### Required work
• a. In the blog post about Second Life, translate this sentence into Spanish: "I’m not opposed to paying for things."
• b. Write what comes next in the blog post about joining Second Life, starting after its final sentence.

### Passage for review
-- Opening Marker --
Virtual Installations

Les Hudson
I’ve spent much of today trying to figure out how to do make virtual sound installations in Second Life. From what I’ve seen for sale, it’s probably possible. But SL is not a sharing sort of community. It’s more of a capitalist system. If you want to upload stuff, you’ve got to have the Lindens (10$L / file). If you want land, you need Lindens. So you can get them by sacrificing real money or you can make stuff in SL to sell (but it will cost you to upload the raw materials, so you have to recover your costs) or you can get a virtual job.

there’s no better way to relax from spending all day staring at a computer screen at work than to come home and stare at a computer screen doing my second virtual shift for (semi-real) play money. No wonder the IRS wants to tax this game. No wonder the NYT and other papers are happily wildly inflating the numbers of regular users. No wonder corporations are busily putting up ads. They love this. It’s a model they get. Money buys stuff. There’s no weird “sharing” or other hard-to-grok economies. People sell stuff to each other and so rich folks and corporations get all the cool stuff because they can invest in finding and paying people to create it for them. Second Life is a lot like Real Life.
I think it is on the upswing and will continue to grow, but probably without me. I would have put in the effort to photograph my favorite shirt to upload it as a texture map for my avatar to wear (in human speak: I was taking pictures of my shirt so my player could wear it), but I’m not going to pay for the privilege of generating content on a private network. I’m not opposed to paying for things. I pay for flickr. Because my free account had upload limits that I wanted to exceed. I wanted to exceed them because of positive experiences I had after I uploaded some stuff without paying. First I got positive feedback, then I gave out some money. The new economy is not dead. First, prove to me that you’ve got something worthwhile, then offer me more if I pay you. It’s a good model.

My Avatar isn’t wearing underwear


I joined Second Life recently. I have a sort of a fascination with VR environments. I used to run a MOO (like a MUD but object-oriented). I wrote about a bajillion objects for the MOO. Unfortunately, most of my objects cannot be ported to the visual world of SL because they violate the TOS. Alas.
-- Closing Marker --
### Data provided
-- Opening Marker --
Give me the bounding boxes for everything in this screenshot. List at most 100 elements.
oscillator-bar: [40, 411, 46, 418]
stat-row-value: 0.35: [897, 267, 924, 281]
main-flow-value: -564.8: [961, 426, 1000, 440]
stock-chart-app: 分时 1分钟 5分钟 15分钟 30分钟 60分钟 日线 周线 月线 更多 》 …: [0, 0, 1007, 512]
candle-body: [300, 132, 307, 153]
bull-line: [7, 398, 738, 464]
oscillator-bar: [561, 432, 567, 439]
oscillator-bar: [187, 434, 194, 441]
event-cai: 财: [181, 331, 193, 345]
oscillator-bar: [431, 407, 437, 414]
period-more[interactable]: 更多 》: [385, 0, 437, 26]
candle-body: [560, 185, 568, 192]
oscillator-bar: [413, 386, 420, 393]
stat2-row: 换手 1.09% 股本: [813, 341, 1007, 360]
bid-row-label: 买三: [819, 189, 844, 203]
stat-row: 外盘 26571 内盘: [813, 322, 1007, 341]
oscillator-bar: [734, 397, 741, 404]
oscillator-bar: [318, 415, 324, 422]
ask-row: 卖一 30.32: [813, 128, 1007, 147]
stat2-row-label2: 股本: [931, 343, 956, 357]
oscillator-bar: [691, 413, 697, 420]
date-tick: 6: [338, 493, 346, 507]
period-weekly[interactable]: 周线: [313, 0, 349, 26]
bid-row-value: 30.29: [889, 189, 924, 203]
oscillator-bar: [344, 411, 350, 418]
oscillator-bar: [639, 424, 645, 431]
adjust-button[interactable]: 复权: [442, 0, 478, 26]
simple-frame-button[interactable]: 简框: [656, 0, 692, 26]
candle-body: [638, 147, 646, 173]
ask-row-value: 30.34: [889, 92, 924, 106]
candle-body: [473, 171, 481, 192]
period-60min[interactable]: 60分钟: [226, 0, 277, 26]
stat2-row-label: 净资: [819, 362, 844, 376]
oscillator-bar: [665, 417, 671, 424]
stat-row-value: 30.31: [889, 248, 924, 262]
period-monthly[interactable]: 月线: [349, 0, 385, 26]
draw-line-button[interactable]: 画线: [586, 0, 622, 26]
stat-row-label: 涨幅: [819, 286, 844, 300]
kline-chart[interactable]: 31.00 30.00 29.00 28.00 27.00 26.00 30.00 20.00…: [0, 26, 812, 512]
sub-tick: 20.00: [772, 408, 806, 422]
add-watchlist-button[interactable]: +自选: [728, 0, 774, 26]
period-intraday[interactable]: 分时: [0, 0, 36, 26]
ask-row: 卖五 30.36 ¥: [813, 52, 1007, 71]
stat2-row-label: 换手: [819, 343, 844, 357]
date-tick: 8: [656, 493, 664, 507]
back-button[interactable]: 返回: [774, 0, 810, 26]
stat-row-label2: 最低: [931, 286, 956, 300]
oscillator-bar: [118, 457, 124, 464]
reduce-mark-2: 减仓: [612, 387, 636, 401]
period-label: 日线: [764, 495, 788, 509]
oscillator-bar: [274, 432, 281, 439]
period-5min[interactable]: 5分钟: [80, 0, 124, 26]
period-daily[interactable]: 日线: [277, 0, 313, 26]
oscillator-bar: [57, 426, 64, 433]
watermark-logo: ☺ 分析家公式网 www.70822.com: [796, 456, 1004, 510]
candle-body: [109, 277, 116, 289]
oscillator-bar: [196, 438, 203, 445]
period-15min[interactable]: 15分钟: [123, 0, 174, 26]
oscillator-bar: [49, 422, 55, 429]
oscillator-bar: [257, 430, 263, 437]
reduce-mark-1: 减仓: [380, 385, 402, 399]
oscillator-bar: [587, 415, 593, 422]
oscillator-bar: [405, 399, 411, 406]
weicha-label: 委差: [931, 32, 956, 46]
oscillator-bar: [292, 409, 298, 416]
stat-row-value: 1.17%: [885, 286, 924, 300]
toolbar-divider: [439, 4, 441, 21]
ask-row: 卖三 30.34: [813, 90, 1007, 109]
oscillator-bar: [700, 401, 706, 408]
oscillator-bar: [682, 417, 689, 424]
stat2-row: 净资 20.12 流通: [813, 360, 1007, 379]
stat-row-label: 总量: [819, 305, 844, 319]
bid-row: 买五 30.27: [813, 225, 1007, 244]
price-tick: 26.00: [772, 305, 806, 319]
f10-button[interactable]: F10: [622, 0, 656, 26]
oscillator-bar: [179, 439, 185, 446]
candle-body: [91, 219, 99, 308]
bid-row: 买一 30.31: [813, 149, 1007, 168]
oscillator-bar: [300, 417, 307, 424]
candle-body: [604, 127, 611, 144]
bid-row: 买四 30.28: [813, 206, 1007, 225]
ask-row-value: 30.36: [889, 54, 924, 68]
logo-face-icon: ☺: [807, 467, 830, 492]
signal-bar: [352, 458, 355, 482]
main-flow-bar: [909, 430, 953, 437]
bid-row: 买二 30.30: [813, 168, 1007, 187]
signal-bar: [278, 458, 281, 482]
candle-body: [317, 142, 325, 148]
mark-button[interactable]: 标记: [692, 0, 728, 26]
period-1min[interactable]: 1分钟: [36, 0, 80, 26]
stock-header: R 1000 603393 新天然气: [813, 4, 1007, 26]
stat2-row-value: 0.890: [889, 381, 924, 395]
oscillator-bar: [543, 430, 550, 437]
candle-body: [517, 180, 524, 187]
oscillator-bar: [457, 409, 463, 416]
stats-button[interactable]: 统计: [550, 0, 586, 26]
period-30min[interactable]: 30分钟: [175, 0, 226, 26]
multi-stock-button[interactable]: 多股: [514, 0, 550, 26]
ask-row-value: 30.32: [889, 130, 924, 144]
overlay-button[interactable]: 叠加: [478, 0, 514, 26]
-- Closing Marker --
### Answers by task
• a. No me opongo a pagar por las cosas.

• b.
Anyway, about 3 years ago I did a sound project associated with the MOO. I have the idea that I could do virtual installations. SL has about 100K active members, so it’s not a large potential audience, really. But I think it’s got legs. I joined after reading an article about copyright issues in the Washington Post. I don’t know if this means SL has jumped the shark or if it has just broken into the mainstream.
It’s funny how just wearing such a goofy outfit virtually makes me kind of uncomfortable. Back into normal pants (and no wings) right after the screen grab. I’m so uptight. I can’t let my inner-gay shine through. alas
In other news, work is afoot to turn the wiimote into a general HID for things like gameplay use. That would allow me to practice using it and play a game at the same time. w00t. There’s also plans underway to make it play nicely with SuperCollider. I’m all over that.
To my non-american readers: I’m sorry about the insane amount of idiom. I’m like a 19 year old Canadian coming home from the US and getting drunk.

Glossay

VR Virtual Reality
MUD Multi User Demon – a text based virtual reality simulation. It allowed the users to modify the environment.
TOS Terms of Service – an agreement that I have to follow
jump the shark pass the high point of it’s popularity. Something keeps getting cooler and cooler until it jumps the shark and then is embarrassingly not cool.
wiimote new kind of remote control / joystick for the new nintendo game system
HID Human Interface Device – a joystick or silimar
w00t hooray! yay! super! wow! a happy noise. only sort of cynical at the same time.